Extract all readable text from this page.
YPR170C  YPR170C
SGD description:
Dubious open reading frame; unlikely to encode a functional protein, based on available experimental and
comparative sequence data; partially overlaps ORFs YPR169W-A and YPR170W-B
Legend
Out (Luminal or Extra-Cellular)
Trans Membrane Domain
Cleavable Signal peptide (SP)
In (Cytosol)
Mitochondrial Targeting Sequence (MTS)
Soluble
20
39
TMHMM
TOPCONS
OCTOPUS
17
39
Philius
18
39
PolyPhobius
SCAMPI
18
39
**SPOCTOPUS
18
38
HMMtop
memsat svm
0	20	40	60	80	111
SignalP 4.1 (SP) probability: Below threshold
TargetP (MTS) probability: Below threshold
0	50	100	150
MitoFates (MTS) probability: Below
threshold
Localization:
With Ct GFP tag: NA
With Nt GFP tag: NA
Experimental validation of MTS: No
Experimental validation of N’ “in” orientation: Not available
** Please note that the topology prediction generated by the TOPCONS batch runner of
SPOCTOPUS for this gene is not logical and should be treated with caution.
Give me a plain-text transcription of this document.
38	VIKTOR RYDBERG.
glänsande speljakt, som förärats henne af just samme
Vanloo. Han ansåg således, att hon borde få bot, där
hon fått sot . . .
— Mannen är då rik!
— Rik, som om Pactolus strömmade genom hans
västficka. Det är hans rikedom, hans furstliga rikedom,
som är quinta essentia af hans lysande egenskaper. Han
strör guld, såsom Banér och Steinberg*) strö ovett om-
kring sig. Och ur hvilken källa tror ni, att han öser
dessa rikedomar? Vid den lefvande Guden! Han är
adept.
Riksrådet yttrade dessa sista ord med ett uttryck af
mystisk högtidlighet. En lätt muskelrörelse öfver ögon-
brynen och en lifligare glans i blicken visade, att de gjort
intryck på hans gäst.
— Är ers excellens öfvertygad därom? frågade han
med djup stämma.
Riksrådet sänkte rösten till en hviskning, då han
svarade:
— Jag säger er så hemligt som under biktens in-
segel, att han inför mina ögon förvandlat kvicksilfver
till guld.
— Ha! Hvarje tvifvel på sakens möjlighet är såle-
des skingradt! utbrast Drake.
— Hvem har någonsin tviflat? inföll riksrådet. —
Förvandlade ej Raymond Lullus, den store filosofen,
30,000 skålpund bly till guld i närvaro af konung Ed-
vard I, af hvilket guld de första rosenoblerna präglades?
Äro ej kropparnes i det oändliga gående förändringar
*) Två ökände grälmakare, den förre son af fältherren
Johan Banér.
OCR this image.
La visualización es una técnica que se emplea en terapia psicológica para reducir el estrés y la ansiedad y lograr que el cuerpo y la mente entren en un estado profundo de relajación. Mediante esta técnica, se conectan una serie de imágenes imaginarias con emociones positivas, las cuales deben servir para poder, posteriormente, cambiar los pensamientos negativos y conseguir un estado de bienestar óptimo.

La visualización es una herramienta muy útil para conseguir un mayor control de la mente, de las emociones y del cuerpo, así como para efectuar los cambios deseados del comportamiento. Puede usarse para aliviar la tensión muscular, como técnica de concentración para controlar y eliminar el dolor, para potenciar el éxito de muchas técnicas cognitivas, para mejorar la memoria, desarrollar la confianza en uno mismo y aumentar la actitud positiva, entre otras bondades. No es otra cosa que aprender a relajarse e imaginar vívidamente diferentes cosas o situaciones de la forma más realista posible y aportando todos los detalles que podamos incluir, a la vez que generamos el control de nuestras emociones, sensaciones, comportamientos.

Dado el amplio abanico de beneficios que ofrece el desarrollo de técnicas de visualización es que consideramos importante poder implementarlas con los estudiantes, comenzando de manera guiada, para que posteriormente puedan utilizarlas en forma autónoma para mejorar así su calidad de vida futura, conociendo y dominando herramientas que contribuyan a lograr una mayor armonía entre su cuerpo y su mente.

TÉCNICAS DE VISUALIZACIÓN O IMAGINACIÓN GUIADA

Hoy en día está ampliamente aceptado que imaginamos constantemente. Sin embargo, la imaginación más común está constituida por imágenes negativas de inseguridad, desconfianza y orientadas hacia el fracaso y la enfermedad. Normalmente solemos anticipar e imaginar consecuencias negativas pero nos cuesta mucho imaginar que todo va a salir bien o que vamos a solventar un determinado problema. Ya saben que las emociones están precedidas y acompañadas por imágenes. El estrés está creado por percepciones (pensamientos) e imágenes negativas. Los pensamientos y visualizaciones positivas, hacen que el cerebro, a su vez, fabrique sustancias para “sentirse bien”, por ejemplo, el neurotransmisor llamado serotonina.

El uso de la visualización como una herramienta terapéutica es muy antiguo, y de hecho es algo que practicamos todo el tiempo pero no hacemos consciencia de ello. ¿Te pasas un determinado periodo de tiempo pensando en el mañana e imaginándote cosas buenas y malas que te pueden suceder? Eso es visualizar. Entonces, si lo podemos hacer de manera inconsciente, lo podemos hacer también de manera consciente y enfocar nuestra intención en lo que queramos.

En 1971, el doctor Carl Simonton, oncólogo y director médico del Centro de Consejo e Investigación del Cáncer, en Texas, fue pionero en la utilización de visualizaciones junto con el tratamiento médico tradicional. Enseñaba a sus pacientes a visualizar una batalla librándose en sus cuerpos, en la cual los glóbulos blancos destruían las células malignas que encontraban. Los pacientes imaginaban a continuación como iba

• • •

▸ Exercise
Copy down the complete data exactly as supplied.

▸ Output
Extract all readable text from this page.
YPR170C  YPR170C
SGD description:
Dubious open reading frame; unlikely to encode a functional protein, based on available experimental and
comparative sequence data; partially overlaps ORFs YPR169W-A and YPR170W-B
Legend
Out (Luminal or Extra-Cellular)
Trans Membrane Domain
Cleavable Signal peptide (SP)
In (Cytosol)
Mitochondrial Targeting Sequence (MTS)
Soluble
20
39
TMHMM
TOPCONS
OCTOPUS
17
39
Philius
18
39
PolyPhobius
SCAMPI
18
39
**SPOCTOPUS
18
38
HMMtop
memsat svm
0	20	40	60	80	111
SignalP 4.1 (SP) probability: Below threshold
TargetP (MTS) probability: Below threshold
0	50	100	150
MitoFates (MTS) probability: Below
threshold
Localization:
With Ct GFP tag: NA
With Nt GFP tag: NA
Experimental validation of MTS: No
Experimental validation of N’ “in” orientation: Not available
** Please note that the topology prediction generated by the TOPCONS batch runner of
SPOCTOPUS for this gene is not logical and should be treated with caution.
Give me a plain-text transcription of this document.
38	VIKTOR RYDBERG.
glänsande speljakt, som förärats henne af just samme
Vanloo. Han ansåg således, att hon borde få bot, där
hon fått sot . . .
— Mannen är då rik!
— Rik, som om Pactolus strömmade genom hans
västficka. Det är hans rikedom, hans furstliga rikedom,
som är quinta essentia af hans lysande egenskaper. Han
strör guld, såsom Banér och Steinberg*) strö ovett om-
kring sig. Och ur hvilken källa tror ni, att han öser
dessa rikedomar? Vid den lefvande Guden! Han är
adept.
Riksrådet yttrade dessa sista ord med ett uttryck af
mystisk högtidlighet. En lätt muskelrörelse öfver ögon-
brynen och en lifligare glans i blicken visade, att de gjort
intryck på hans gäst.
— Är ers excellens öfvertygad därom? frågade han
med djup stämma.
Riksrådet sänkte rösten till en hviskning, då han
svarade:
— Jag säger er så hemligt som under biktens in-
segel, att han inför mina ögon förvandlat kvicksilfver
till guld.
— Ha! Hvarje tvifvel på sakens möjlighet är såle-
des skingradt! utbrast Drake.
— Hvem har någonsin tviflat? inföll riksrådet. —
Förvandlade ej Raymond Lullus, den store filosofen,
30,000 skålpund bly till guld i närvaro af konung Ed-
vard I, af hvilket guld de första rosenoblerna präglades?
Äro ej kropparnes i det oändliga gående förändringar
*) Två ökände grälmakare, den förre son af fältherren
Johan Banér.
OCR this image.
La visualización es una técnica que se emplea en terapia psicológica para reducir el estrés y la ansiedad y lograr que el cuerpo y la mente entren en un estado profundo de relajación. Mediante esta técnica, se conectan una serie de imágenes imaginarias con emociones positivas, las cuales deben servir para poder, posteriormente, cambiar los pensamientos negativos y conseguir un estado de bienestar óptimo.

La visualización es una herramienta muy útil para conseguir un mayor control de la mente, de las emociones y del cuerpo, así como para efectuar los cambios deseados del comportamiento. Puede usarse para aliviar la tensión muscular, como técnica de concentración para controlar y eliminar el dolor, para potenciar el éxito de muchas técnicas cognitivas, para mejorar la memoria, desarrollar la confianza en uno mismo y aumentar la actitud positiva, entre otras bondades. No es otra cosa que aprender a relajarse e imaginar vívidamente diferentes cosas o situaciones de la forma más realista posible y aportando todos los detalles que podamos incluir, a la vez que generamos el control de nuestras emociones, sensaciones, comportamientos.

Dado el amplio abanico de beneficios que ofrece el desarrollo de técnicas de visualización es que consideramos importante poder implementarlas con los estudiantes, comenzando de manera guiada, para que posteriormente puedan utilizarlas en forma autónoma para mejorar así su calidad de vida futura, conociendo y dominando herramientas que contribuyan a lograr una mayor armonía entre su cuerpo y su mente.

TÉCNICAS DE VISUALIZACIÓN O IMAGINACIÓN GUIADA

Hoy en día está ampliamente aceptado que imaginamos constantemente. Sin embargo, la imaginación más común está constituida por imágenes negativas de inseguridad, desconfianza y orientadas hacia el fracaso y la enfermedad. Normalmente solemos anticipar e imaginar consecuencias negativas pero nos cuesta mucho imaginar que todo va a salir bien o que vamos a solventar un determinado problema. Ya saben que las emociones están precedidas y acompañadas por imágenes. El estrés está creado por percepciones (pensamientos) e imágenes negativas. Los pensamientos y visualizaciones positivas, hacen que el cerebro, a su vez, fabrique sustancias para “sentirse bien”, por ejemplo, el neurotransmisor llamado serotonina.

El uso de la visualización como una herramienta terapéutica es muy antiguo, y de hecho es algo que practicamos todo el tiempo pero no hacemos consciencia de ello. ¿Te pasas un determinado periodo de tiempo pensando en el mañana e imaginándote cosas buenas y malas que te pueden suceder? Eso es visualizar. Entonces, si lo podemos hacer de manera inconsciente, lo podemos hacer también de manera consciente y enfocar nuestra intención en lo que queramos.

En 1971, el doctor Carl Simonton, oncólogo y director médico del Centro de Consejo e Investigación del Cáncer, en Texas, fue pionero en la utilización de visualizaciones junto con el tratamiento médico tradicional. Enseñaba a sus pacientes a visualizar una batalla librándose en sus cuerpos, en la cual los glóbulos blancos destruían las células malignas que encontraban. Los pacientes imaginaban a continuación como iba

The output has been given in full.